* Task details
Only the lines holding the string "title" are needed. Copy each one.

-- -- --

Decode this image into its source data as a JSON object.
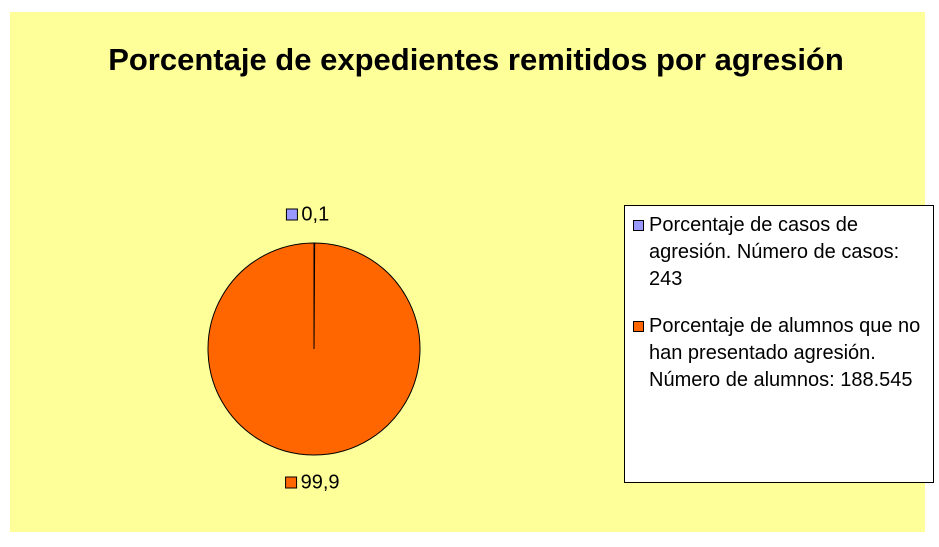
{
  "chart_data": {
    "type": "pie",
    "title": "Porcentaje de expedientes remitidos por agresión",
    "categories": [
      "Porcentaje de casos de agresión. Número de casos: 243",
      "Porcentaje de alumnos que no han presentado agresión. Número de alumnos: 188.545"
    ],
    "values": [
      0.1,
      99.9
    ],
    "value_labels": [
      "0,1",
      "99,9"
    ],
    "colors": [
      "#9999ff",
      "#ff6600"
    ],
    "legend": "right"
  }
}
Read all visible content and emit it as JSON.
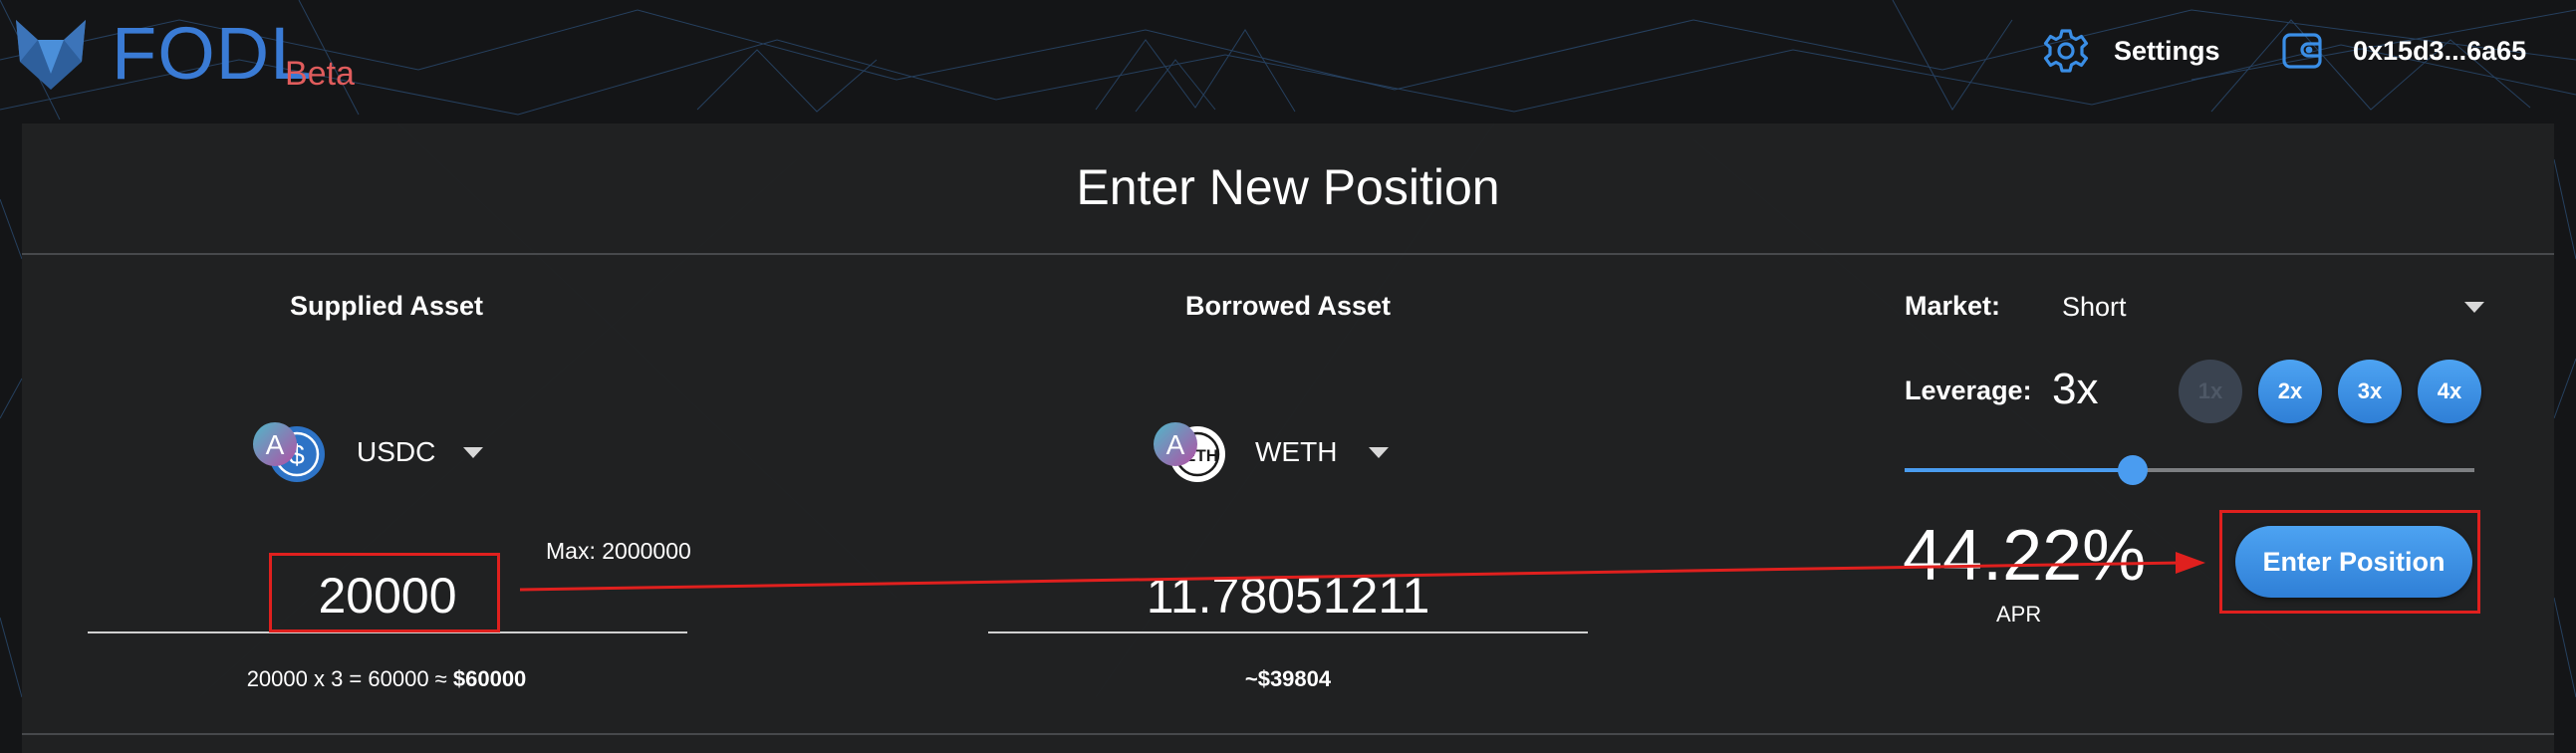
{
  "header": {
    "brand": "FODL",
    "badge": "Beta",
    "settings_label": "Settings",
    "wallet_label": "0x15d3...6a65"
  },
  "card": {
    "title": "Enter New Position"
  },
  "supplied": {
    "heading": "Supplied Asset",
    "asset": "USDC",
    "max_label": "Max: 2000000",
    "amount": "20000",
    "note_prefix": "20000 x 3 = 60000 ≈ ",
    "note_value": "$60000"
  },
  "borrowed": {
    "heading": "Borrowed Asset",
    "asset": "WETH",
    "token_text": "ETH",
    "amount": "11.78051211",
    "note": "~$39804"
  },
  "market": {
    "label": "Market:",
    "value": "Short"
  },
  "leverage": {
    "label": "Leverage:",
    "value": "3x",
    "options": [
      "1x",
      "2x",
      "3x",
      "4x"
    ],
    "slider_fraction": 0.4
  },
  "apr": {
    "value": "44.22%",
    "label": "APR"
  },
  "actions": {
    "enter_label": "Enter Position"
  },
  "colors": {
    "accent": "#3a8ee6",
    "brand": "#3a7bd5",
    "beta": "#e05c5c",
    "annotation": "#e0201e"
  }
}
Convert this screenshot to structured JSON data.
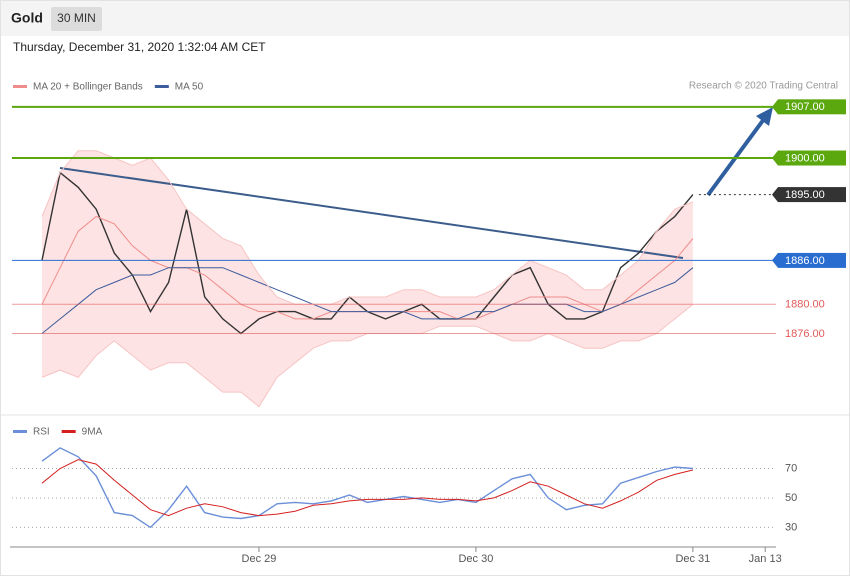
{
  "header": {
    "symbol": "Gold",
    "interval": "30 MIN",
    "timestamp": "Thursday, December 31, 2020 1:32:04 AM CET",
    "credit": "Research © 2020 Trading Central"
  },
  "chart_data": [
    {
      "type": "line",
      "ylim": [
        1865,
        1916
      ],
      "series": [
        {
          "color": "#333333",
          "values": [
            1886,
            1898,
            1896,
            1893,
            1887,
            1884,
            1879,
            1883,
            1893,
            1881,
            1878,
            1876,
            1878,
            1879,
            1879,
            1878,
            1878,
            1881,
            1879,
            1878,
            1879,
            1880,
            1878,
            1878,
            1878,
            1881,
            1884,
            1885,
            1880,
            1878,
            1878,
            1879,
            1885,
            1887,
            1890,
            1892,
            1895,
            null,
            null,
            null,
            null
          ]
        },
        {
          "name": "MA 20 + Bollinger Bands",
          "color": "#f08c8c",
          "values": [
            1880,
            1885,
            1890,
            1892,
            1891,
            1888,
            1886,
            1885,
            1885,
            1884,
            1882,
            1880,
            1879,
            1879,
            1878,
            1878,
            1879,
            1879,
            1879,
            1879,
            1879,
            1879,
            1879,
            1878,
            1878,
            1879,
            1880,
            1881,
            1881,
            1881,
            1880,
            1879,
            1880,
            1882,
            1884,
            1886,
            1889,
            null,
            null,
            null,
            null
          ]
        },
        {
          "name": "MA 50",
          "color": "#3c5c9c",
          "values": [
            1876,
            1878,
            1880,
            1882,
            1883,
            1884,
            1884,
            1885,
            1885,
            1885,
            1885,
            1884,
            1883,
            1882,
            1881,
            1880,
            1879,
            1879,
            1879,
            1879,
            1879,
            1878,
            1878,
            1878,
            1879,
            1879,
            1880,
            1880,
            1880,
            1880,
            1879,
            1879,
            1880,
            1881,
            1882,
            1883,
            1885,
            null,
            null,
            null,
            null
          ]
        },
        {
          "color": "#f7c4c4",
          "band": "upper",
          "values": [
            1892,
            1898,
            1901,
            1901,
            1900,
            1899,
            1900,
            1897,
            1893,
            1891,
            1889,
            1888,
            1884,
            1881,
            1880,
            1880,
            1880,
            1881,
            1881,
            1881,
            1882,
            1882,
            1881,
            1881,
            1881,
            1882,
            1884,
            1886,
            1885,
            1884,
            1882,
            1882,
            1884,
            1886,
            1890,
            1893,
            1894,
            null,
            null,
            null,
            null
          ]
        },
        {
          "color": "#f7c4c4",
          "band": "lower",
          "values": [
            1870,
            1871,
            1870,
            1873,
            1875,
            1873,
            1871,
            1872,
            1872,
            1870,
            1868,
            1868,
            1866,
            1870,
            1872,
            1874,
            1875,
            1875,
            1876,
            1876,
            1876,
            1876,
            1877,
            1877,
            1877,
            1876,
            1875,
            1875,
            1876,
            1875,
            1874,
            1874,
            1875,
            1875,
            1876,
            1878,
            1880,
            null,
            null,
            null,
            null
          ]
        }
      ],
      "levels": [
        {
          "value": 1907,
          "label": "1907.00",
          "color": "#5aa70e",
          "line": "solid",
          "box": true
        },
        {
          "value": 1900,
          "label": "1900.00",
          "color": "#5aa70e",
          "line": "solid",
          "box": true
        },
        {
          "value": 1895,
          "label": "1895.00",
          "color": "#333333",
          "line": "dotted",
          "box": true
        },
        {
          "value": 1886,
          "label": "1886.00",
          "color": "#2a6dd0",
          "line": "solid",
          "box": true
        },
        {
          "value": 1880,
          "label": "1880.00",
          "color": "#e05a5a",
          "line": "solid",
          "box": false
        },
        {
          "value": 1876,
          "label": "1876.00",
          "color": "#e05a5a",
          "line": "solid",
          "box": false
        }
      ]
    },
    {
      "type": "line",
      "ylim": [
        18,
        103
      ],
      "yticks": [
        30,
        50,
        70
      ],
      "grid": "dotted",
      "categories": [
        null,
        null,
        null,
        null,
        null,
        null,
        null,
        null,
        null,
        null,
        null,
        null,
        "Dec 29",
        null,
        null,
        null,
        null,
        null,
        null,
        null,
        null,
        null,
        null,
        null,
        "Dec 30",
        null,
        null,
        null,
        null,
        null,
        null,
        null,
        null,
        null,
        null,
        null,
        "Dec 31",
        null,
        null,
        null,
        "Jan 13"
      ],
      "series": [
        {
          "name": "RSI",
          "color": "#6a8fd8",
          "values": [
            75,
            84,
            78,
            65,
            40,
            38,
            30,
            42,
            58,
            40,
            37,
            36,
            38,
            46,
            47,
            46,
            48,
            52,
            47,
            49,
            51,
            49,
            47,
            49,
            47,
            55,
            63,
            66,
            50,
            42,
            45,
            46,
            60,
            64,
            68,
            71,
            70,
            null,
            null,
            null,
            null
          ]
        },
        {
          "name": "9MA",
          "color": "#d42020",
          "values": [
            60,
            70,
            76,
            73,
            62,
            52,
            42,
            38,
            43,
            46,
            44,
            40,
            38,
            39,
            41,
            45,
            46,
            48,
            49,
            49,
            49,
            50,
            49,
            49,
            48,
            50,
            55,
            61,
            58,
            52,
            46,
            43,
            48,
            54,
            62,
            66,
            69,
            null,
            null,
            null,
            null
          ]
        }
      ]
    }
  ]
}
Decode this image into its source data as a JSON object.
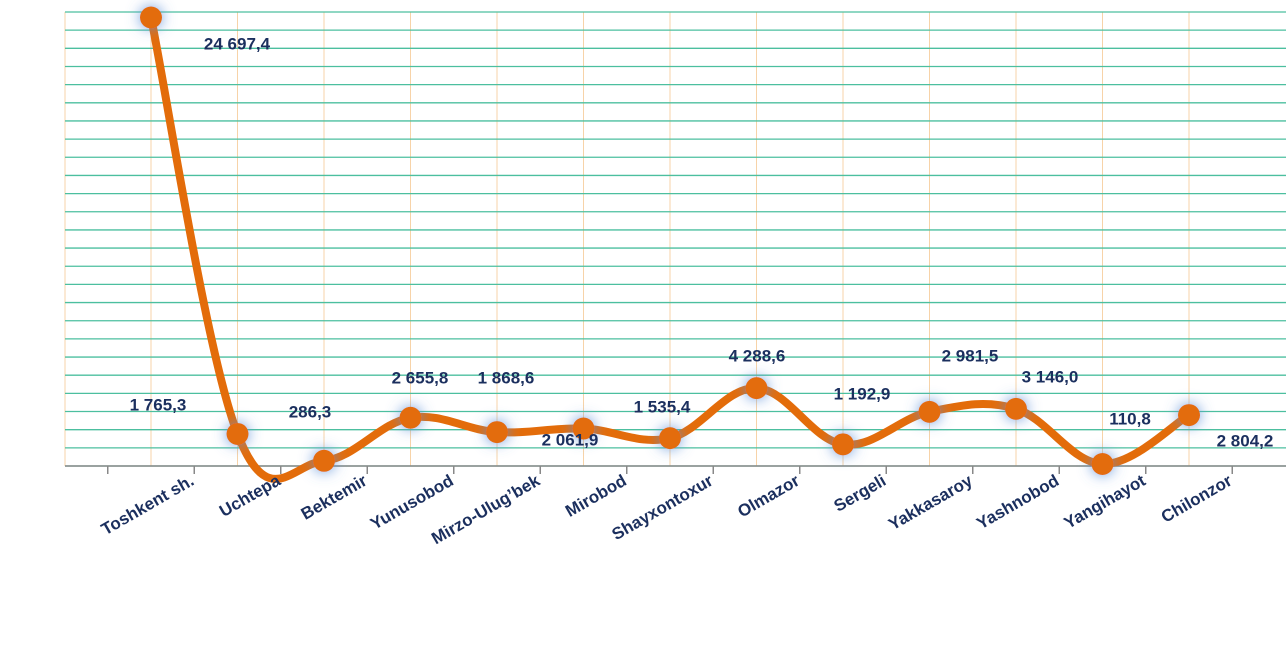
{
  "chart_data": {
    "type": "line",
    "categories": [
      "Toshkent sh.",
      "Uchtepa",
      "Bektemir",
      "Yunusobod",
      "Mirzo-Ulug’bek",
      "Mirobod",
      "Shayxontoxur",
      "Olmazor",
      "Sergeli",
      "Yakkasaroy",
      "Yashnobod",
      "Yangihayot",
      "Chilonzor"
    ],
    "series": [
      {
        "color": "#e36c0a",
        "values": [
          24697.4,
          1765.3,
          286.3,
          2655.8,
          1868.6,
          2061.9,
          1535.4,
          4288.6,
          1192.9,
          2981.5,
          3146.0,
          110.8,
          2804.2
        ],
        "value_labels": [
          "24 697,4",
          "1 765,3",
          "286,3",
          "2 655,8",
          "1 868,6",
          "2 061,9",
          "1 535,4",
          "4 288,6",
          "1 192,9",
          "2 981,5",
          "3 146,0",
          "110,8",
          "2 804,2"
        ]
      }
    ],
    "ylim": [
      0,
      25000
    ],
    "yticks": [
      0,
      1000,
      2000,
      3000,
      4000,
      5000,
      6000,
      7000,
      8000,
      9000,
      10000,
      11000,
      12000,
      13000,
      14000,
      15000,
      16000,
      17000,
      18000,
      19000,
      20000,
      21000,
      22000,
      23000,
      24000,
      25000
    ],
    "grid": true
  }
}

-- -- --

* Written answer
    "title": "Porcentaje de expedientes remitidos por agresión",
    "title": "Enter New Position"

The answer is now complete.